┌──
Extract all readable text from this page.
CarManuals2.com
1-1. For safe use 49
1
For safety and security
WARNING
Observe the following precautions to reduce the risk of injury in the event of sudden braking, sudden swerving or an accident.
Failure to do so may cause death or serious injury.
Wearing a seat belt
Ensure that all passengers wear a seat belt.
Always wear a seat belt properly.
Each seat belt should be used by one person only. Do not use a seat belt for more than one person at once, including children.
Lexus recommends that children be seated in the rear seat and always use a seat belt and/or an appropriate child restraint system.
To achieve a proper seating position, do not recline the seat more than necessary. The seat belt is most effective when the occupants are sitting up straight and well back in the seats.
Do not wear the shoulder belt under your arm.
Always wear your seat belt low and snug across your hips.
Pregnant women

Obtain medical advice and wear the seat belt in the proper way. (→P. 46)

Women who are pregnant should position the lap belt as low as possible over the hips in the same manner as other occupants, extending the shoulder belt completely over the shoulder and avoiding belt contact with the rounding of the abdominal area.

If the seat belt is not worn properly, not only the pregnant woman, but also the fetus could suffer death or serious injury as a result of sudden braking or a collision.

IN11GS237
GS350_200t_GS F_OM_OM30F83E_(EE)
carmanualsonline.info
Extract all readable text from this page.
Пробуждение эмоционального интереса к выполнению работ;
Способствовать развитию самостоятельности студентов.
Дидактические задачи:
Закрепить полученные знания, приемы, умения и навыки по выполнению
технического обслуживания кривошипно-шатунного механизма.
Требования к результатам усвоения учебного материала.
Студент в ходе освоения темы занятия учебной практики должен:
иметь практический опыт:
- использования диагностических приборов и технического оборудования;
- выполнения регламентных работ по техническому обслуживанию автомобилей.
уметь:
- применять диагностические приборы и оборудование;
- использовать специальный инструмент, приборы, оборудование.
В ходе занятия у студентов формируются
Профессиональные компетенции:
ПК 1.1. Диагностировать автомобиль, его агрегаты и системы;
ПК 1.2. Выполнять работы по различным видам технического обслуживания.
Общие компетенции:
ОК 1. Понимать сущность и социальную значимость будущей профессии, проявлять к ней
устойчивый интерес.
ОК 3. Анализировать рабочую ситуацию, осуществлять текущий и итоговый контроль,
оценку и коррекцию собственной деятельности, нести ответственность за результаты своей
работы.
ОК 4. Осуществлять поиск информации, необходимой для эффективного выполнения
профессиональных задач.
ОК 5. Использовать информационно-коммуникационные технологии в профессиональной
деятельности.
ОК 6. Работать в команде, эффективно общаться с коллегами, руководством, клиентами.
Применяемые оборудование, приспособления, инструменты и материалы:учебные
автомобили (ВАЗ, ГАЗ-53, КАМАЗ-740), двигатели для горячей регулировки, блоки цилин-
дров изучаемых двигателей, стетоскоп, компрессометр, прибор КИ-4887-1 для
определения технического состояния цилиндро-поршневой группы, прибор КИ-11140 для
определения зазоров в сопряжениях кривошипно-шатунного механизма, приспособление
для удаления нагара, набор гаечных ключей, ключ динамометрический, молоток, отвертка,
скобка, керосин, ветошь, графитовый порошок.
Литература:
└──
Check each line of the records for the word "than", and show the lines that contain it.

Each seat belt should be used by one person only. Do not use a seat belt for more than one person at once, including children.
To achieve a proper seating position, do not recline the seat more than necessary. The seat belt is most effective when the occupants are sitting up straight and well back in the seats.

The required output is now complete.